# DATA LISTING
▬▬▬▬▬▬▬▬▬▬

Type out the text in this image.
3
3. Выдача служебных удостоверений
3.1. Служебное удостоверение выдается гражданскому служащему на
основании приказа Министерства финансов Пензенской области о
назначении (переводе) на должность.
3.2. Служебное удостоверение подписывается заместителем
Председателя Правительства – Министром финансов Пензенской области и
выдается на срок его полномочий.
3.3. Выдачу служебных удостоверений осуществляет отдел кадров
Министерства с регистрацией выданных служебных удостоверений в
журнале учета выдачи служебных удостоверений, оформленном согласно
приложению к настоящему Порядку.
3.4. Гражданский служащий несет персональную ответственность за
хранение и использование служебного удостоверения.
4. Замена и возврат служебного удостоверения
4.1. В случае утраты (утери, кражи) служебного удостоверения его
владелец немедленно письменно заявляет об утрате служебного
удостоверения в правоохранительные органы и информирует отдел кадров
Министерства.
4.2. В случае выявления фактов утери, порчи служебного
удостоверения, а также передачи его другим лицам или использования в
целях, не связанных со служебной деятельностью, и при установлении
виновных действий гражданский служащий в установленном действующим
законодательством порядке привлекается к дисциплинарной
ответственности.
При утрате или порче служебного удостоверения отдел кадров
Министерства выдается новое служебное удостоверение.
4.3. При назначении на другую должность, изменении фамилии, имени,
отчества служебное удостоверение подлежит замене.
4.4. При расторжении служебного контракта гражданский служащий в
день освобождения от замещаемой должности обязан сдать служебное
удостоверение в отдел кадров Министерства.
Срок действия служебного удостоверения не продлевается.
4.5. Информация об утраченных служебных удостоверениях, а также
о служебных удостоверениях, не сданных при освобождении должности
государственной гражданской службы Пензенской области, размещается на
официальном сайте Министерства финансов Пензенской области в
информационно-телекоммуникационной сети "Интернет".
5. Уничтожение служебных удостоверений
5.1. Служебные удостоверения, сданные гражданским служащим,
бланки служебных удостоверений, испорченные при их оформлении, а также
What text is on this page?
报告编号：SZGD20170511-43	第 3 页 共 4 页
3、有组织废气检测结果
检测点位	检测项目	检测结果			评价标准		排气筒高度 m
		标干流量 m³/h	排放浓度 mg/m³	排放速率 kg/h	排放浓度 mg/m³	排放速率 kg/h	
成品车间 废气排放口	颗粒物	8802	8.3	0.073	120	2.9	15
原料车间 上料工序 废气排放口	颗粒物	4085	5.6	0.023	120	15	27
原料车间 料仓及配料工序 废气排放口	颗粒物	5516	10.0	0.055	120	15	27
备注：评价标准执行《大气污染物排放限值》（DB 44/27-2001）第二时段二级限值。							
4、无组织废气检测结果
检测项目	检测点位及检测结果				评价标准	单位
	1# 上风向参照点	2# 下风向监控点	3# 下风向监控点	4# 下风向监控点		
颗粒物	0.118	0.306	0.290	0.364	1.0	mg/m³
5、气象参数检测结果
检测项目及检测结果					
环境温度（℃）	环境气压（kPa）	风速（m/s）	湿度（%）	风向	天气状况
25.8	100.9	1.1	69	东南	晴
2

▬▬▬▬▬▬▬▬▬▬

# TASK DESCRIPTION
Only the lines from the one containing "What text is on this page?" to the end of the listing belong in the output, each reproduced exactly.

# ANSWER TO THIS TASK
What text is on this page?
报告编号：SZGD20170511-43	第 3 页 共 4 页
3、有组织废气检测结果
检测点位	检测项目	检测结果			评价标准		排气筒高度 m
		标干流量 m³/h	排放浓度 mg/m³	排放速率 kg/h	排放浓度 mg/m³	排放速率 kg/h	
成品车间 废气排放口	颗粒物	8802	8.3	0.073	120	2.9	15
原料车间 上料工序 废气排放口	颗粒物	4085	5.6	0.023	120	15	27
原料车间 料仓及配料工序 废气排放口	颗粒物	5516	10.0	0.055	120	15	27
备注：评价标准执行《大气污染物排放限值》（DB 44/27-2001）第二时段二级限值。							
4、无组织废气检测结果
检测项目	检测点位及检测结果				评价标准	单位
	1# 上风向参照点	2# 下风向监控点	3# 下风向监控点	4# 下风向监控点		
颗粒物	0.118	0.306	0.290	0.364	1.0	mg/m³
5、气象参数检测结果
检测项目及检测结果					
环境温度（℃）	环境气压（kPa）	风速（m/s）	湿度（%）	风向	天气状况
25.8	100.9	1.1	69	东南	晴
2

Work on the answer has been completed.